Goal:
Only lines with the string "this" matter here; gather them from the material below.

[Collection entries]
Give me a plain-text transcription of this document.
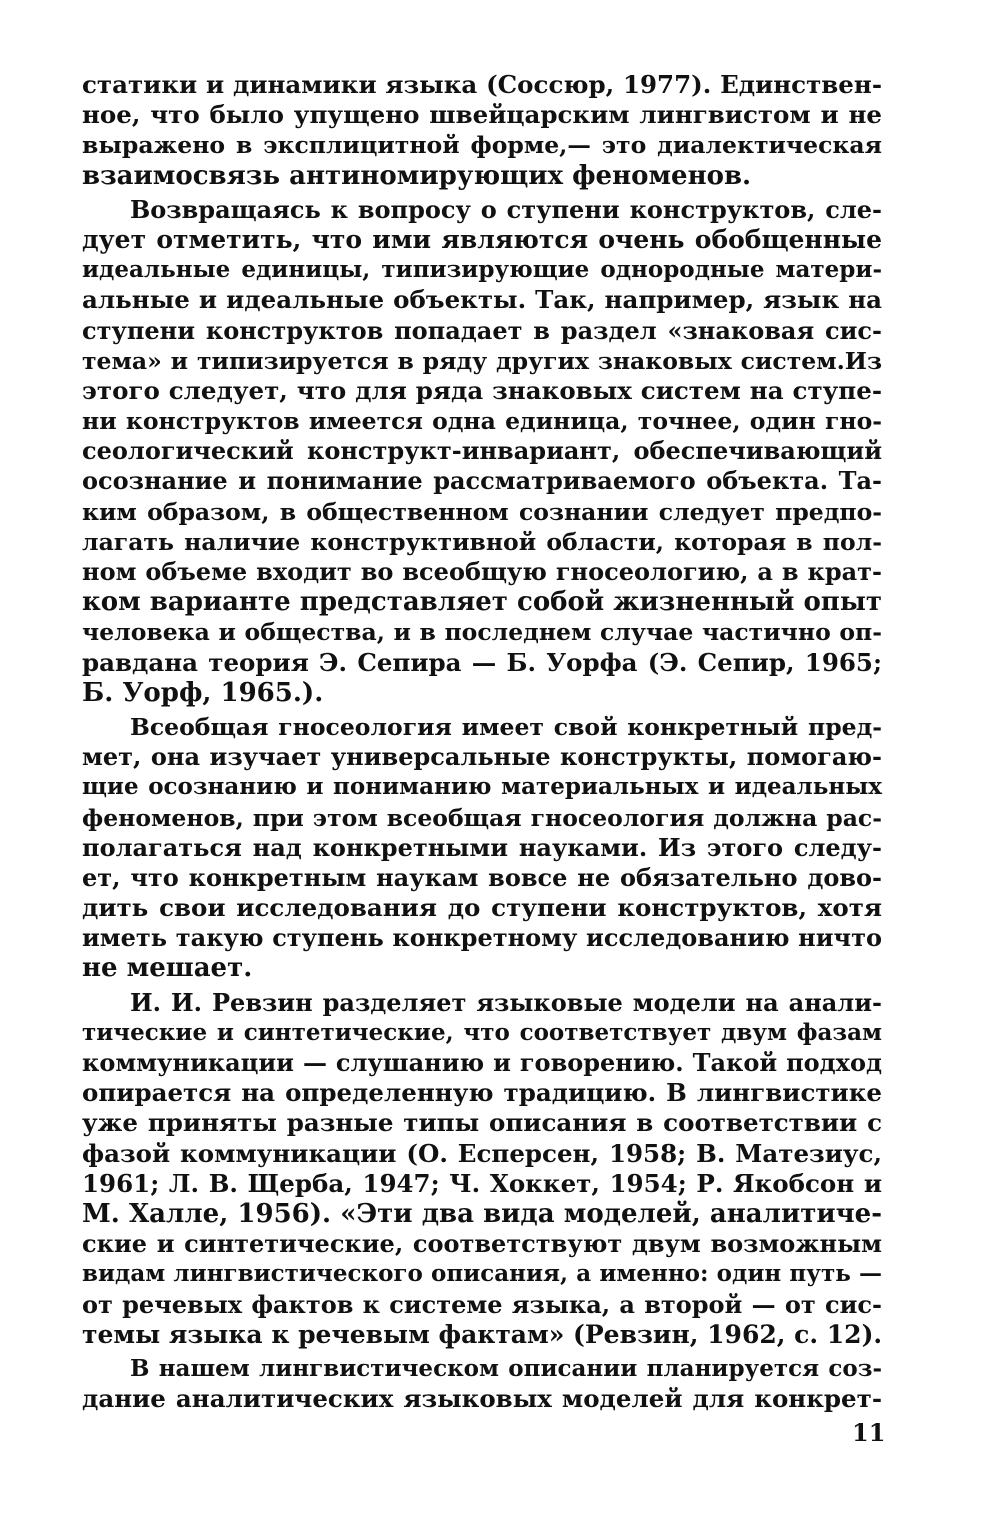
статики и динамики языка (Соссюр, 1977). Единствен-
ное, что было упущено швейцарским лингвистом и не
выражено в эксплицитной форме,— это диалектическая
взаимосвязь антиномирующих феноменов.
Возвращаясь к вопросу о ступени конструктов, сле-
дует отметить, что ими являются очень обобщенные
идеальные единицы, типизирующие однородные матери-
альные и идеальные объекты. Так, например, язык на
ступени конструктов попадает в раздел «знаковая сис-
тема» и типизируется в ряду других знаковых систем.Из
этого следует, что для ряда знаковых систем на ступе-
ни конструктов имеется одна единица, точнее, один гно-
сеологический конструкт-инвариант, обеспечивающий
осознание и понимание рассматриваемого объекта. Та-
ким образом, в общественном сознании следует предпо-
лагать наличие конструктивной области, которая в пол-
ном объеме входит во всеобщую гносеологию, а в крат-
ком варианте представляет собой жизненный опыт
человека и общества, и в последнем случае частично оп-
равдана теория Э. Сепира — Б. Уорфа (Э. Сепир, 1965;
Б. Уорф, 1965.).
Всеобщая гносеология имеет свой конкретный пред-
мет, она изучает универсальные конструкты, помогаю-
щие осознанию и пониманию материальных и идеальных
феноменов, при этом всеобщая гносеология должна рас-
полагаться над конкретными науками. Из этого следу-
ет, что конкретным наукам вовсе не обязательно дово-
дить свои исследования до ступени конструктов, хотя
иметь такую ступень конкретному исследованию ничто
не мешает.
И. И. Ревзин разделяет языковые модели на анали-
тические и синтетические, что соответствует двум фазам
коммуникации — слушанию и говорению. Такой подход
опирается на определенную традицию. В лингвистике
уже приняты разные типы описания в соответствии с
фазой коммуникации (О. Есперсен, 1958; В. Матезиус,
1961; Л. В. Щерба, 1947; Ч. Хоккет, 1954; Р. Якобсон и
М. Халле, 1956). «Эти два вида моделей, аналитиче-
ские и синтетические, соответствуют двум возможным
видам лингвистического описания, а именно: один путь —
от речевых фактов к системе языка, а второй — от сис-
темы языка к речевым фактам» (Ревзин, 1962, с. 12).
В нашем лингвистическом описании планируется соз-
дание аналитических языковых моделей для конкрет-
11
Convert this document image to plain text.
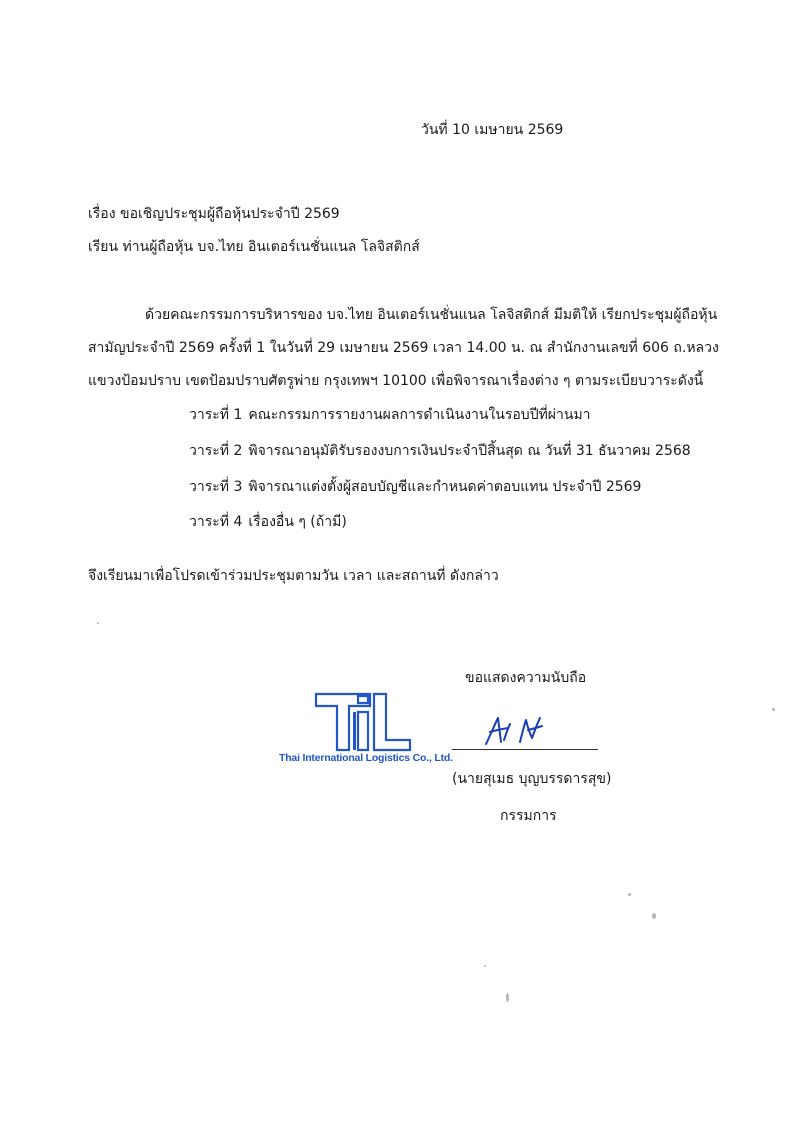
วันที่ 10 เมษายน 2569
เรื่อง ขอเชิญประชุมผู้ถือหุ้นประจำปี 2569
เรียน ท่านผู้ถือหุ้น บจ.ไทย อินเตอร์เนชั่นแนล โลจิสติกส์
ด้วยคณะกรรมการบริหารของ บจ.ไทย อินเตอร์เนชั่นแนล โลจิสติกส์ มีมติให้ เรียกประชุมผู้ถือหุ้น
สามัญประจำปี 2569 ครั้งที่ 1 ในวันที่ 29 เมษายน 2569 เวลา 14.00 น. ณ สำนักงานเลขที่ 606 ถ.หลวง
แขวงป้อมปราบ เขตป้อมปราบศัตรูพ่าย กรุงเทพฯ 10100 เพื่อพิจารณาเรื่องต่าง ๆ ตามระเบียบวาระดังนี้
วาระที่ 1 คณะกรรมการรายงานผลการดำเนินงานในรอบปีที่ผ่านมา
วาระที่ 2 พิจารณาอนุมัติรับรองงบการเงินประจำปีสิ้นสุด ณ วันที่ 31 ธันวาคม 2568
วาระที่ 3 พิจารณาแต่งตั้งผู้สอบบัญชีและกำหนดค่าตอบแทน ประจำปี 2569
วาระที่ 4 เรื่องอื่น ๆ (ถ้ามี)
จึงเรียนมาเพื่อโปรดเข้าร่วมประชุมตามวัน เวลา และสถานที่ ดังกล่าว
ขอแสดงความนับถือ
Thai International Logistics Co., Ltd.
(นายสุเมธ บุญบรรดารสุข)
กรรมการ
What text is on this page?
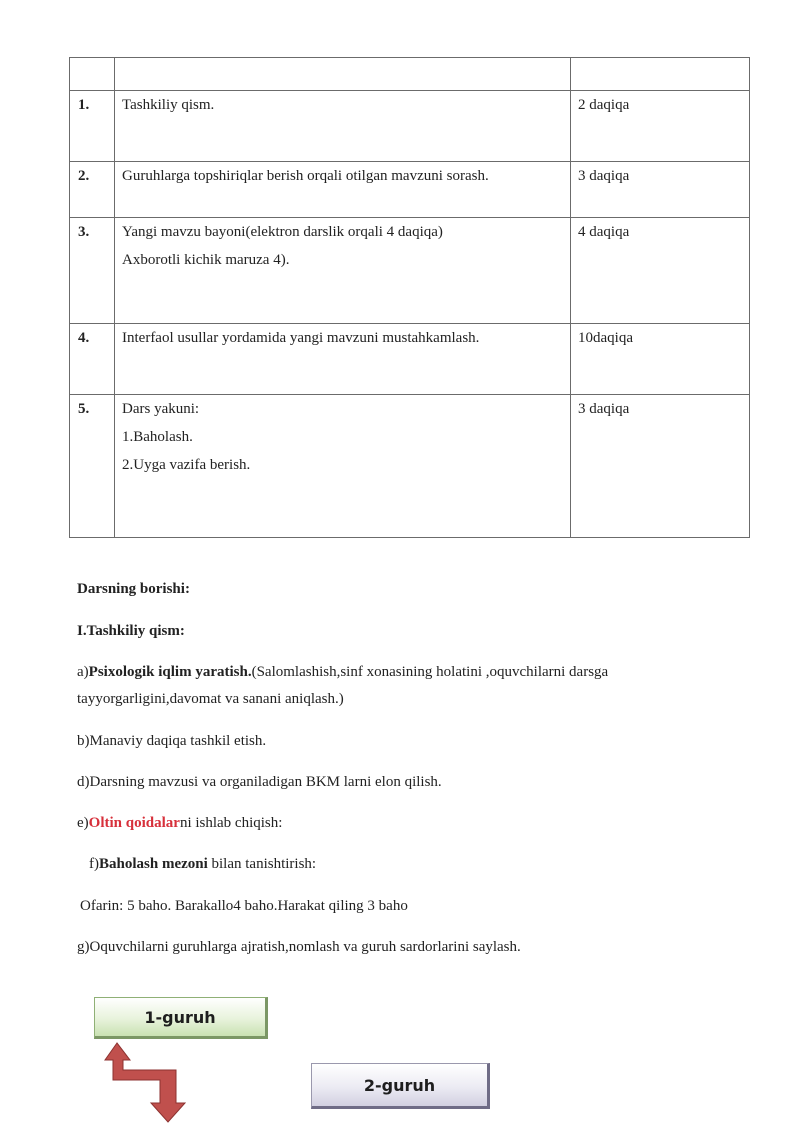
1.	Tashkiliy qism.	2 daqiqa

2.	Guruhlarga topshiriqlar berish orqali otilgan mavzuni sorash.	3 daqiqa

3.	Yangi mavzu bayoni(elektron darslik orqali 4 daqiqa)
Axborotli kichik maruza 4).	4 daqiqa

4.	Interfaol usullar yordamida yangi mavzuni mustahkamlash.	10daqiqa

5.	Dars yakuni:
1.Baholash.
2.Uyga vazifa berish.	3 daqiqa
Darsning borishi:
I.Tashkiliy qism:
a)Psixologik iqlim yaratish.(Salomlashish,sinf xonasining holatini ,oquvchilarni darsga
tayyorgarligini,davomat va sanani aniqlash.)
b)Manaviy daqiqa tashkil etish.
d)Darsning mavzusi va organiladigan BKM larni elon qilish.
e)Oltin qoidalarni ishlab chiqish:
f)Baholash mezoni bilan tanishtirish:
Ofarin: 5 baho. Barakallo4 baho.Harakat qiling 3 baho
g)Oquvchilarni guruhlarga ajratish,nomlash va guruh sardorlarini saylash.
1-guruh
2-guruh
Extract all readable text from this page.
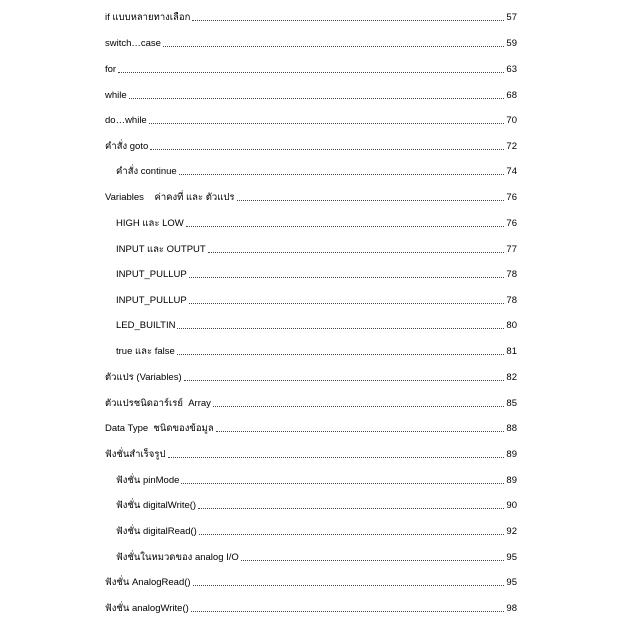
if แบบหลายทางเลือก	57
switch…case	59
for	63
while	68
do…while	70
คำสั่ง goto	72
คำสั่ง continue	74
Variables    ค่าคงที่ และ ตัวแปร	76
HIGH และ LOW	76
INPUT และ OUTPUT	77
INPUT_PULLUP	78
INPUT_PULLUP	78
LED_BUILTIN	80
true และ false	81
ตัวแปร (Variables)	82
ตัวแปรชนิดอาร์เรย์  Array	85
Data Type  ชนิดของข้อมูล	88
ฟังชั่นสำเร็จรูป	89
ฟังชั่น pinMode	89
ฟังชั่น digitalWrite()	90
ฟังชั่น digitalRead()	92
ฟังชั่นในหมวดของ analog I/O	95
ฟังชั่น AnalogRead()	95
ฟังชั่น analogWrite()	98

Exercise output:
Give me a plain-text transcription of this document.
Convert this document image to plain text.
What text is on this page?
Extract all readable text from this page.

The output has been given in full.